* [Stated exercise]: Duplicate the passage of the House of Lords judgment between "Re J (A Child) (Custody" and "(a child) (FC)", inclusive.
----- Extracted text
Re J (A Child) (Custody rights; Jurisdiction)

JurisdictionUK Non-devolved
Judgment Date16 June 2005
Neutral Citation[2005] UKHL 40
Date16 June 2005
CourtHouse of Lords
In re J (a child) (FC)

[2005] UKHL 40

Appellate Committee:

Lord Nicholls of Birkenhead

Lord Hoffmann

Lord Walker of Gestingthorpe

Baroness Hale of Richmond

Lord Brown of Eaton-under-Heywood



Timothy Scott QC

Debbie Taylor

(instructed by Percy Short and Cuthbert)


Henry Setright QC

Ian Lewis

(instructed by Dawson Cornwell)


I have had the advantage of reading in draft the opinion of my noble and learned friend Baroness Hale of Richmond. For the reasons she gives, with which I agree, I would allow this appeal.


My Lords,


I have had the advantage of reading in draft the opinion of my noble and learned friend Baroness Hale of Richmond. For the reasons she gives, with which I agree, I too would allow this appeal.
----------
----- Information provided
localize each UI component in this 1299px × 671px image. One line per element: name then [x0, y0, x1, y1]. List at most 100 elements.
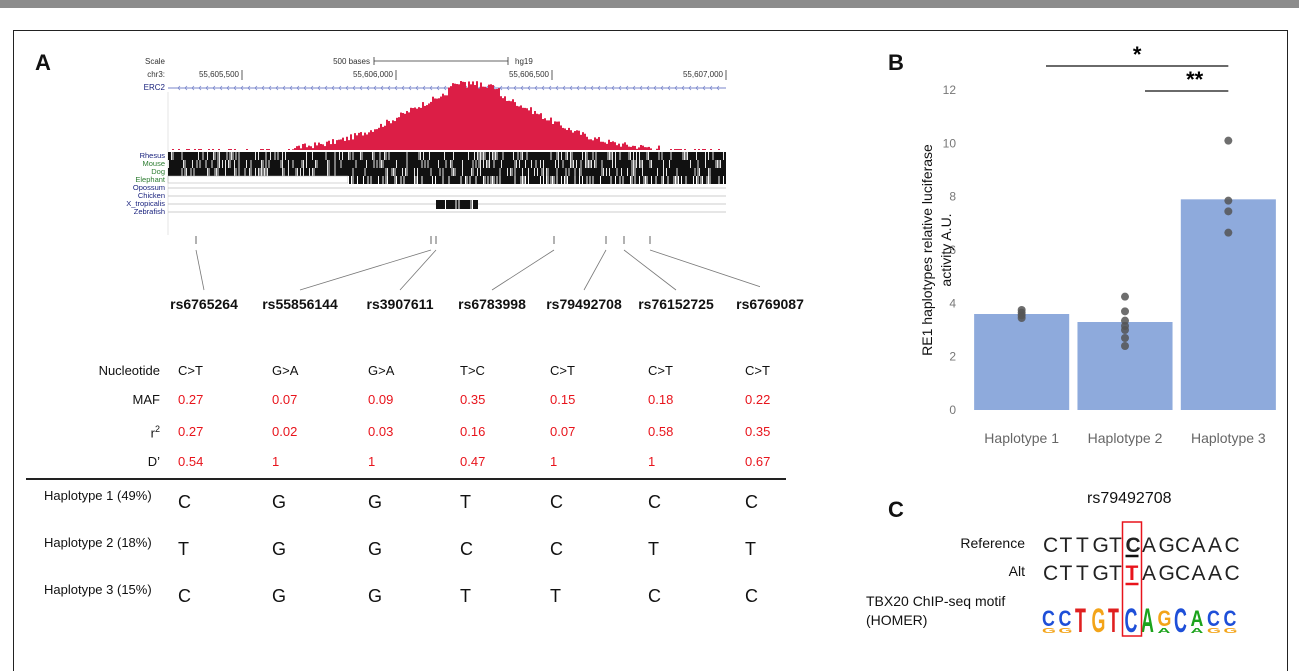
----------
* [Task response]:
Re J (A Child) (Custody rights; Jurisdiction)

JurisdictionUK Non-devolved
Judgment Date16 June 2005
Neutral Citation[2005] UKHL 40
Date16 June 2005
CourtHouse of Lords
In re J (a child) (FC)